Extracted entries:
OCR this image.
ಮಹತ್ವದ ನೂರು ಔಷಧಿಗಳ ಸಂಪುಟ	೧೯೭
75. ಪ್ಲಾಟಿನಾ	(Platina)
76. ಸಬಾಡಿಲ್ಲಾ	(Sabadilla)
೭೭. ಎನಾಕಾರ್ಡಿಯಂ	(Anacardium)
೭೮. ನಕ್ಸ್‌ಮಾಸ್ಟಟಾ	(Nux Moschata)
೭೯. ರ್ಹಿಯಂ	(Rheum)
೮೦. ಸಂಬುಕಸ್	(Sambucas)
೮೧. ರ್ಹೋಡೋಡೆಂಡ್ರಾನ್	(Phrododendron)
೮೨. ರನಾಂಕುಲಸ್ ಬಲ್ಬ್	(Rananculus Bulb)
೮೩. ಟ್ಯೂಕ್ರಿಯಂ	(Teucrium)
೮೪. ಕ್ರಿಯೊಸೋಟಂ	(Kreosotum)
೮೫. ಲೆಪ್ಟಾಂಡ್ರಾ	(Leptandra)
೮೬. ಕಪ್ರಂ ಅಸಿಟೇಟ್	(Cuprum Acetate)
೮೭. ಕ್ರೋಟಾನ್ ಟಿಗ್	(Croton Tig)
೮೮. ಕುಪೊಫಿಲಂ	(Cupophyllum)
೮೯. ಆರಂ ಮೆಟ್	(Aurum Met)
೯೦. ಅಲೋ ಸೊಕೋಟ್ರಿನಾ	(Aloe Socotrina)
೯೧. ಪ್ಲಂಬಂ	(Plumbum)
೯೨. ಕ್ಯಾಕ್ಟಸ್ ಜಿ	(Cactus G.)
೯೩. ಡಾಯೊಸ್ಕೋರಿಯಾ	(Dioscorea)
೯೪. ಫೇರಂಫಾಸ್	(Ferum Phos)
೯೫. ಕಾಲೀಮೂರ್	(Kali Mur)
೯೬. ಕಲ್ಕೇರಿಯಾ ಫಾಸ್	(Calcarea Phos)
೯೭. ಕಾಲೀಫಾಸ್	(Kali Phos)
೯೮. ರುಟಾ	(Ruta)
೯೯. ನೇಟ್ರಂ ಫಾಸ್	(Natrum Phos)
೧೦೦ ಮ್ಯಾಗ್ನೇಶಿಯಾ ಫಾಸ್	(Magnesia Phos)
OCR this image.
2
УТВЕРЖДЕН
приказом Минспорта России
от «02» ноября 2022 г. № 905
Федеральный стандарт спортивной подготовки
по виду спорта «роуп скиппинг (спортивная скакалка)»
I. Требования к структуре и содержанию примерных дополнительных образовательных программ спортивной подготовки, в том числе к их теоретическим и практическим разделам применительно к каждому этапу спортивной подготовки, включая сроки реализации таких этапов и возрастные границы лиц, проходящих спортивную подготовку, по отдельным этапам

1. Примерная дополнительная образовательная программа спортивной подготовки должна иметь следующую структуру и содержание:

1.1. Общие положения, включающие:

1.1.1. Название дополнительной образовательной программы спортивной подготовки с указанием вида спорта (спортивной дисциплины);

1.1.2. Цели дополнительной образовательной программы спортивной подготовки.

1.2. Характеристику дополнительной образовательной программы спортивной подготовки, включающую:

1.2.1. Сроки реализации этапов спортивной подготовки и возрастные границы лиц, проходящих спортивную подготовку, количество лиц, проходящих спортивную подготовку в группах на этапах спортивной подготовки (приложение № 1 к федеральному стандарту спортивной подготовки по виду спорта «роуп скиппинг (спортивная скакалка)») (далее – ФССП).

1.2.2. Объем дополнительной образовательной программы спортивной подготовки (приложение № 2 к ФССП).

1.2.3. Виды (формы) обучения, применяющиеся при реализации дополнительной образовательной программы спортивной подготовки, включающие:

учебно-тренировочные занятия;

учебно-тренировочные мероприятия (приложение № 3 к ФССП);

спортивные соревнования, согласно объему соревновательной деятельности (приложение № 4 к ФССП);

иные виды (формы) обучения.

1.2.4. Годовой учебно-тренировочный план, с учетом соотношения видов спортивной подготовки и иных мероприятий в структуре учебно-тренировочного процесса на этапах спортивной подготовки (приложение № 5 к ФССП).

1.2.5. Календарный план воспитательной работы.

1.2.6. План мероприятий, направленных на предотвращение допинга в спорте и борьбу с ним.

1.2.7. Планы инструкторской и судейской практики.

Set task:
Word for word, extract all the records.

Solution to the problem:
OCR this image.
ಮಹತ್ವದ ನೂರು ಔಷಧಿಗಳ ಸಂಪುಟ	೧೯೭
75. ಪ್ಲಾಟಿನಾ	(Platina)
76. ಸಬಾಡಿಲ್ಲಾ	(Sabadilla)
೭೭. ಎನಾಕಾರ್ಡಿಯಂ	(Anacardium)
೭೮. ನಕ್ಸ್‌ಮಾಸ್ಟಟಾ	(Nux Moschata)
೭೯. ರ್ಹಿಯಂ	(Rheum)
೮೦. ಸಂಬುಕಸ್	(Sambucas)
೮೧. ರ್ಹೋಡೋಡೆಂಡ್ರಾನ್	(Phrododendron)
೮೨. ರನಾಂಕುಲಸ್ ಬಲ್ಬ್	(Rananculus Bulb)
೮೩. ಟ್ಯೂಕ್ರಿಯಂ	(Teucrium)
೮೪. ಕ್ರಿಯೊಸೋಟಂ	(Kreosotum)
೮೫. ಲೆಪ್ಟಾಂಡ್ರಾ	(Leptandra)
೮೬. ಕಪ್ರಂ ಅಸಿಟೇಟ್	(Cuprum Acetate)
೮೭. ಕ್ರೋಟಾನ್ ಟಿಗ್	(Croton Tig)
೮೮. ಕುಪೊಫಿಲಂ	(Cupophyllum)
೮೯. ಆರಂ ಮೆಟ್	(Aurum Met)
೯೦. ಅಲೋ ಸೊಕೋಟ್ರಿನಾ	(Aloe Socotrina)
೯೧. ಪ್ಲಂಬಂ	(Plumbum)
೯೨. ಕ್ಯಾಕ್ಟಸ್ ಜಿ	(Cactus G.)
೯೩. ಡಾಯೊಸ್ಕೋರಿಯಾ	(Dioscorea)
೯೪. ಫೇರಂಫಾಸ್	(Ferum Phos)
೯೫. ಕಾಲೀಮೂರ್	(Kali Mur)
೯೬. ಕಲ್ಕೇರಿಯಾ ಫಾಸ್	(Calcarea Phos)
೯೭. ಕಾಲೀಫಾಸ್	(Kali Phos)
೯೮. ರುಟಾ	(Ruta)
೯೯. ನೇಟ್ರಂ ಫಾಸ್	(Natrum Phos)
೧೦೦ ಮ್ಯಾಗ್ನೇಶಿಯಾ ಫಾಸ್	(Magnesia Phos)
OCR this image.
2
УТВЕРЖДЕН
приказом Минспорта России
от «02» ноября 2022 г. № 905
Федеральный стандарт спортивной подготовки
по виду спорта «роуп скиппинг (спортивная скакалка)»
I. Требования к структуре и содержанию примерных дополнительных образовательных программ спортивной подготовки, в том числе к их теоретическим и практическим разделам применительно к каждому этапу спортивной подготовки, включая сроки реализации таких этапов и возрастные границы лиц, проходящих спортивную подготовку, по отдельным этапам

1. Примерная дополнительная образовательная программа спортивной подготовки должна иметь следующую структуру и содержание:

1.1. Общие положения, включающие:

1.1.1. Название дополнительной образовательной программы спортивной подготовки с указанием вида спорта (спортивной дисциплины);

1.1.2. Цели дополнительной образовательной программы спортивной подготовки.

1.2. Характеристику дополнительной образовательной программы спортивной подготовки, включающую:

1.2.1. Сроки реализации этапов спортивной подготовки и возрастные границы лиц, проходящих спортивную подготовку, количество лиц, проходящих спортивную подготовку в группах на этапах спортивной подготовки (приложение № 1 к федеральному стандарту спортивной подготовки по виду спорта «роуп скиппинг (спортивная скакалка)») (далее – ФССП).

1.2.2. Объем дополнительной образовательной программы спортивной подготовки (приложение № 2 к ФССП).

1.2.3. Виды (формы) обучения, применяющиеся при реализации дополнительной образовательной программы спортивной подготовки, включающие:

учебно-тренировочные занятия;

учебно-тренировочные мероприятия (приложение № 3 к ФССП);

спортивные соревнования, согласно объему соревновательной деятельности (приложение № 4 к ФССП);

иные виды (формы) обучения.

1.2.4. Годовой учебно-тренировочный план, с учетом соотношения видов спортивной подготовки и иных мероприятий в структуре учебно-тренировочного процесса на этапах спортивной подготовки (приложение № 5 к ФССП).

1.2.5. Календарный план воспитательной работы.

1.2.6. План мероприятий, направленных на предотвращение допинга в спорте и борьбу с ним.

1.2.7. Планы инструкторской и судейской практики.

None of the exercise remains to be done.